Instruction A
In the rows, give again the part that opens with the line containing "487, 105, 717]" and closes with the line containing "613, 537, 717]", replacing "Brazilian Amazon" with "Brazilian rainforest" and leaving everything else unchanged.

Friday, August 8, 2008


On Thursday we were able to travel to Kayonza (about 1.5 hours east of Kigali). African New Life Ministries has a Primary School and six orphan homes in Kayonza. We went in hopes to greet many of the teachers who my father spent time with in April while he was doing teacher workshops in Kayonza. As soon as we arrived we were greeted warmly. As news spread that Mark's daughter and son-in-law had come to visit, the teachers made their way to welcome us. It was so much fun to see the faces of many of the names we had heard of since my father's time in Kayonza. It felt as though I was back in 4th grade at Frontier Elementary School as I walked around the school grounds and heard both teachers and children talking about beloved "Mr. V!" My heart smiled throughout the entire day!

Ryan and I spent the majority of the day getting to do what we love most....playing with the children! Ryan played a lot of basketball with some of the older boys. I spent the day in one of the girl's homes...we danced, sang songs, chatted and laughed together throughout the day. My heart was so ministered in being together with these very special girls....

We are so thankful we had the opportunity to spend the day in Kayonza!

We have been working with two indiviuals to provide trauma counseling, who are both survivors of the Genocide. We would greatly appreciate your prayers for wisdom and guidance as we spend time with them this evening and tomorrow. Sending you lots of love!
Peace, Ryan & Marla
#1 Emelda (teacher at New Life Academy) & Marla; #2 Two young men, Sprian & Peter, who Ry played lots of basketball with; #3 Ry & Mar with one of the girls' homes; #4 & #5 Mar having fun with very special girls!

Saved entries
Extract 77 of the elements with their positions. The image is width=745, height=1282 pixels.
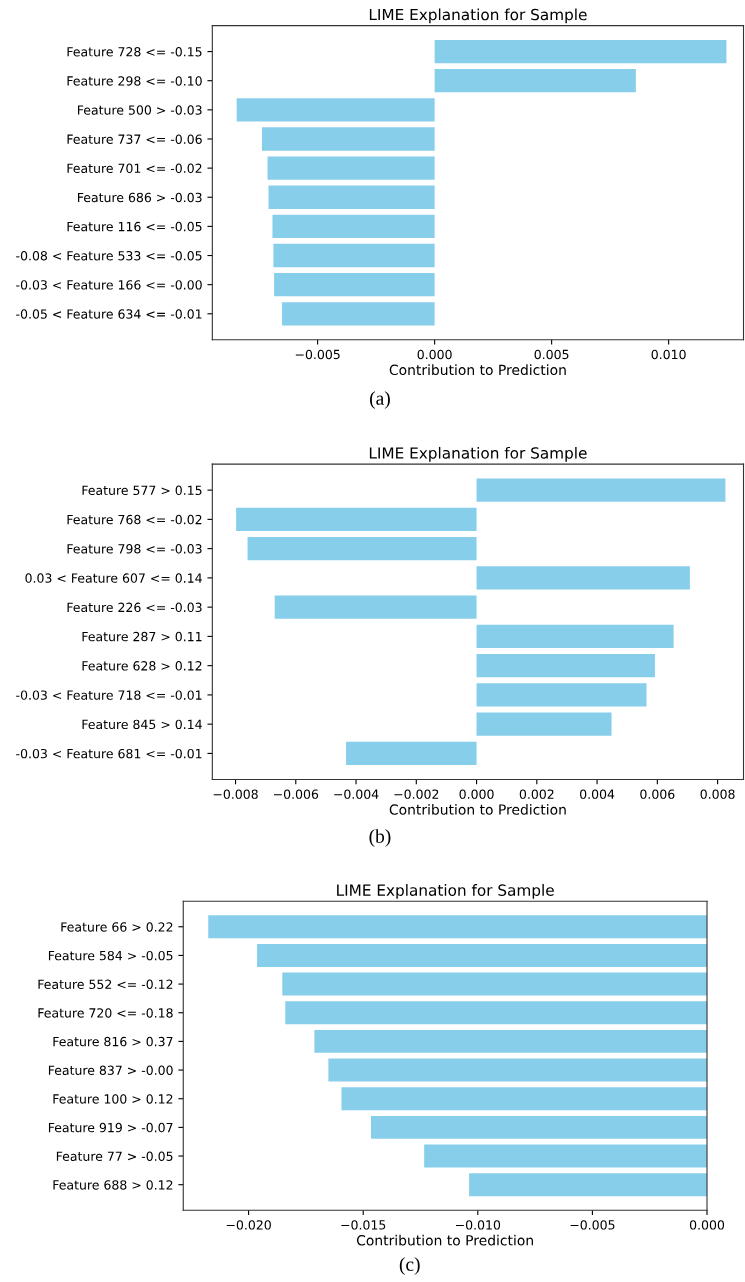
chart-title: LIME Explanation for Sample <box>369 446 587 462</box>
y-tick-label: -0.03 < Feature 718 <= -0.01 <box>16 690 202 700</box>
y-tick-label: -0.03 < Feature 166 <= -0.00 <box>16 280 202 290</box>
x-tick-label: −0.020 <box>226 1220 271 1230</box>
bar <box>476 624 674 649</box>
y-tick-label: Feature 552 <= -0.12 <box>38 979 173 989</box>
bar <box>261 127 435 151</box>
x-tick-label: 0.008 <box>700 789 735 799</box>
bar <box>282 302 435 326</box>
y-tick-label: Feature 845 > 0.14 <box>82 719 202 730</box>
y-tick-label: Feature 298 <= -0.10 <box>67 76 202 86</box>
bar <box>476 566 690 590</box>
y-tick-label: Feature 686 > -0.03 <box>78 192 202 203</box>
x-tick-label: 0.006 <box>640 789 675 799</box>
bar <box>273 243 435 268</box>
x-tick-label: 0.004 <box>580 789 615 799</box>
y-tick-label: Feature 226 <= -0.03 <box>67 602 202 613</box>
y-tick-label: Feature 77 > -0.05 <box>56 1151 173 1161</box>
y-tick-label: Feature 728 <= -0.15 <box>67 47 202 57</box>
bar <box>434 69 636 93</box>
y-tick-label: -0.03 < Feature 681 <= -0.01 <box>16 748 202 759</box>
y-tick-label: Feature 116 <= -0.05 <box>67 221 202 232</box>
text: (a) <box>370 391 390 409</box>
y-tick-label: Feature 798 <= -0.03 <box>67 544 202 554</box>
x-tick-label: −0.004 <box>334 789 379 799</box>
bar <box>274 595 477 619</box>
x-tick-label: −0.002 <box>394 789 439 799</box>
x-tick-label: 0.002 <box>519 789 554 799</box>
chart-title: LIME Explanation for Sample <box>369 8 587 24</box>
bar <box>476 478 726 502</box>
text: (c) <box>399 1257 420 1275</box>
y-tick-label: Feature 737 <= -0.06 <box>67 134 202 144</box>
chart-title: LIME Explanation for Sample <box>337 884 554 899</box>
x-tick-label: 0.005 <box>534 349 569 360</box>
y-tick-label: Feature 287 > 0.11 <box>82 631 202 642</box>
y-tick-label: 0.03 < Feature 607 <= 0.14 <box>25 573 202 583</box>
x-axis-title: Contribution to Prediction <box>389 364 566 376</box>
bar <box>476 712 612 736</box>
bar <box>434 39 727 64</box>
x-axis-title: Contribution to Prediction <box>356 1234 533 1246</box>
bar <box>476 653 655 678</box>
y-tick-label: Feature 100 > 0.12 <box>53 1094 173 1104</box>
y-tick-label: Feature 577 > 0.15 <box>82 485 202 496</box>
bar <box>272 214 435 239</box>
text: (b) <box>369 829 391 847</box>
x-tick-label: −0.005 <box>570 1220 615 1230</box>
y-tick-label: -0.08 < Feature 533 <= -0.05 <box>16 251 202 261</box>
bar <box>236 98 435 122</box>
y-tick-label: Feature 720 <= -0.18 <box>38 1008 173 1018</box>
x-tick-label: −0.005 <box>295 349 340 360</box>
x-tick-label: 0.000 <box>689 1220 725 1230</box>
y-tick-label: Feature 66 > 0.22 <box>61 922 173 932</box>
bar <box>247 536 477 561</box>
y-tick-label: Feature 688 > 0.12 <box>53 1180 173 1190</box>
bar <box>346 741 477 766</box>
x-tick-label: 0.000 <box>459 789 494 799</box>
bar <box>274 273 435 297</box>
y-tick-label: Feature 816 > 0.37 <box>53 1036 173 1047</box>
y-tick-label: Feature 584 > -0.05 <box>48 950 173 961</box>
x-tick-label: 0.010 <box>651 349 686 360</box>
x-tick-label: 0.000 <box>417 349 452 360</box>
x-axis-title: Contribution to Prediction <box>389 804 566 815</box>
x-tick-label: −0.006 <box>273 789 319 799</box>
y-tick-label: -0.05 < Feature 634 <= -0.01 <box>16 309 202 319</box>
x-tick-label: −0.010 <box>455 1220 501 1230</box>
bar <box>476 683 647 707</box>
y-tick-label: Feature 768 <= -0.02 <box>67 514 202 525</box>
y-tick-label: Feature 701 <= -0.02 <box>67 163 202 174</box>
x-tick-label: −0.008 <box>213 789 258 799</box>
bar <box>267 156 435 180</box>
y-tick-label: Feature 919 > -0.07 <box>48 1122 173 1133</box>
y-tick-label: Feature 837 > -0.00 <box>48 1065 173 1075</box>
y-tick-label: Feature 500 > -0.03 <box>78 105 202 115</box>
x-tick-label: −0.015 <box>341 1220 386 1230</box>
bar <box>236 507 477 532</box>
y-tick-label: Feature 628 > 0.12 <box>82 661 202 671</box>
bar <box>268 185 435 209</box>
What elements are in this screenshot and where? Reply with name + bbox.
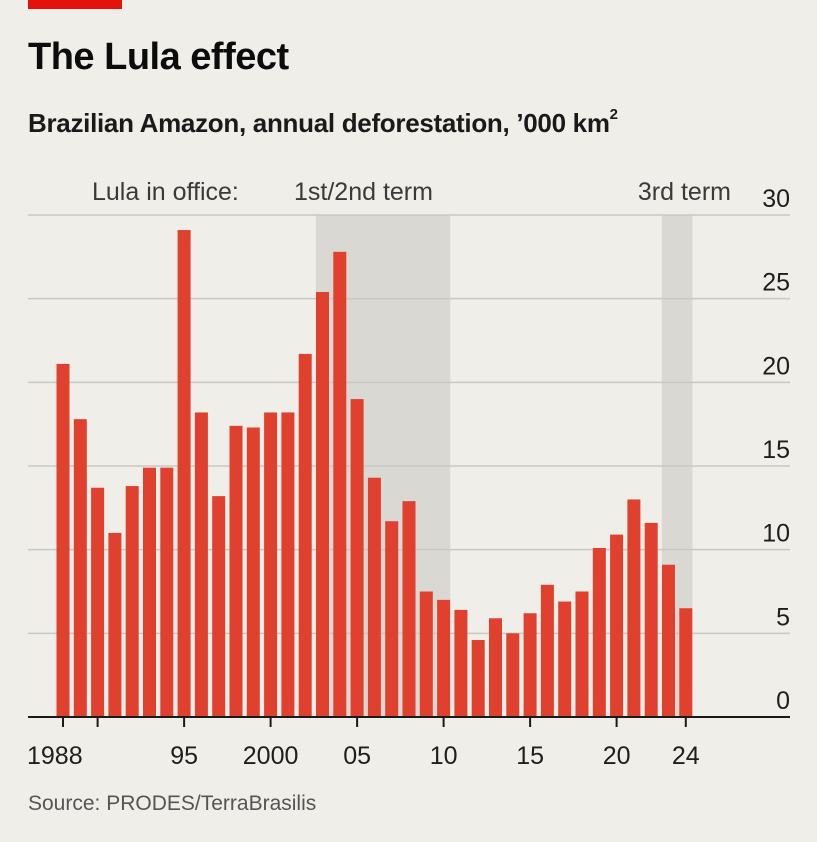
bar-1990	[91, 487, 105, 717]
y-tick-label-10: 10	[762, 520, 790, 548]
x-tick-label-1995: 95	[170, 742, 198, 770]
term3-label: 3rd term	[638, 178, 731, 206]
chart-subtitle: Brazilian Amazon, annual deforestation, …	[28, 106, 618, 139]
bar-1994	[160, 467, 174, 717]
bar-2010	[437, 599, 451, 717]
bar-1999	[246, 427, 260, 717]
bar-2022	[644, 522, 658, 717]
chart-title: The Lula effect	[28, 36, 289, 78]
bar-2003	[316, 291, 329, 717]
x-tick-label-2020: 20	[603, 742, 631, 770]
y-tick-label-30: 30	[762, 185, 790, 213]
x-tick-label-2010: 10	[430, 742, 458, 770]
bar-2024	[679, 608, 693, 717]
bar-2016	[540, 584, 554, 717]
bar-1992	[125, 486, 139, 717]
subtitle-text: Brazilian Amazon, annual deforestation, …	[28, 108, 610, 138]
bar-2002	[298, 353, 312, 717]
bar-1989	[73, 419, 87, 717]
bar-1995	[177, 230, 191, 717]
bar-2020	[610, 534, 624, 717]
y-tick-label-15: 15	[762, 436, 790, 464]
bar-2000	[264, 412, 278, 717]
bar-1991	[108, 532, 122, 717]
x-tick-label-1988: 1988	[27, 742, 83, 770]
bar-2015	[523, 613, 537, 717]
bar-1998	[229, 425, 243, 717]
bar-2018	[575, 591, 589, 717]
y-tick-label-5: 5	[776, 603, 790, 631]
brand-tag	[28, 0, 122, 9]
bar-1988	[56, 363, 70, 717]
bar-2006	[367, 477, 381, 717]
bars	[56, 230, 693, 717]
bar-2017	[558, 601, 572, 717]
bar-2019	[592, 547, 606, 717]
bar-2004	[333, 251, 347, 717]
bar-2023	[662, 564, 675, 717]
bar-2001	[281, 412, 295, 717]
x-tick-label-2000: 2000	[243, 742, 299, 770]
term1-label: 1st/2nd term	[294, 178, 433, 206]
bar-2009	[419, 591, 433, 717]
x-axis	[28, 716, 790, 727]
bar-2005	[350, 399, 364, 717]
y-tick-label-0: 0	[776, 687, 790, 715]
bar-1997	[212, 496, 226, 717]
y-axis-labels: 0 5 10 15 20 25 30	[762, 185, 790, 715]
bar-2007	[385, 521, 399, 717]
y-tick-label-20: 20	[762, 352, 790, 380]
bar-2008	[402, 501, 416, 717]
x-tick-label-2015: 15	[516, 742, 544, 770]
x-tick-label-2024: 24	[672, 742, 700, 770]
lula-in-office-label: Lula in office:	[92, 178, 239, 206]
bar-1993	[143, 467, 156, 717]
x-axis-labels: 1988 95 2000 05 10 15 20 24	[27, 742, 700, 770]
bar-1996	[194, 412, 208, 717]
bar-2012	[471, 640, 485, 717]
bar-2021	[627, 499, 641, 717]
bar-2011	[454, 609, 468, 717]
y-tick-label-25: 25	[762, 269, 790, 297]
bar-2013	[489, 618, 502, 717]
subtitle-superscript: 2	[609, 106, 618, 123]
source-note: Source: PRODES/TerraBrasilis	[28, 792, 317, 815]
bar-2014	[506, 633, 520, 717]
x-tick-label-2005: 05	[343, 742, 371, 770]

Instruction B
Answer these questions about the Kayonza visit post.
(i) About how far from Kigali is Kayonza, and in which direction?
(ii) How many orphan homes does African New Life Ministries have in Kayonza?
(iii) What sport did Ryan play with some of the older boys?

Correct output A
bar-1990	[91, 487, 105, 717]
y-tick-label-10: 10	[762, 520, 790, 548]
x-tick-label-1995: 95	[170, 742, 198, 770]
term3-label: 3rd term	[638, 178, 731, 206]
chart-subtitle: Brazilian rainforest, annual deforestation, …	[28, 106, 618, 139]
bar-1994	[160, 467, 174, 717]
bar-2010	[437, 599, 451, 717]
bar-1999	[246, 427, 260, 717]
bar-2022	[644, 522, 658, 717]
chart-title: The Lula effect	[28, 36, 289, 78]
bar-2003	[316, 291, 329, 717]
x-tick-label-2020: 20	[603, 742, 631, 770]
y-tick-label-30: 30	[762, 185, 790, 213]
x-tick-label-2010: 10	[430, 742, 458, 770]
bar-2024	[679, 608, 693, 717]
bar-2016	[540, 584, 554, 717]
bar-1992	[125, 486, 139, 717]
subtitle-text: Brazilian rainforest, annual deforestation, …	[28, 108, 610, 138]
bar-2002	[298, 353, 312, 717]
bar-1989	[73, 419, 87, 717]
bar-1995	[177, 230, 191, 717]
bar-2020	[610, 534, 624, 717]
y-tick-label-15: 15	[762, 436, 790, 464]
bar-2000	[264, 412, 278, 717]
bar-1991	[108, 532, 122, 717]
x-tick-label-1988: 1988	[27, 742, 83, 770]
bar-2015	[523, 613, 537, 717]

Correct output B
(i) About 1.5 hours east of Kigali.
(ii) Six.
(iii) Basketball.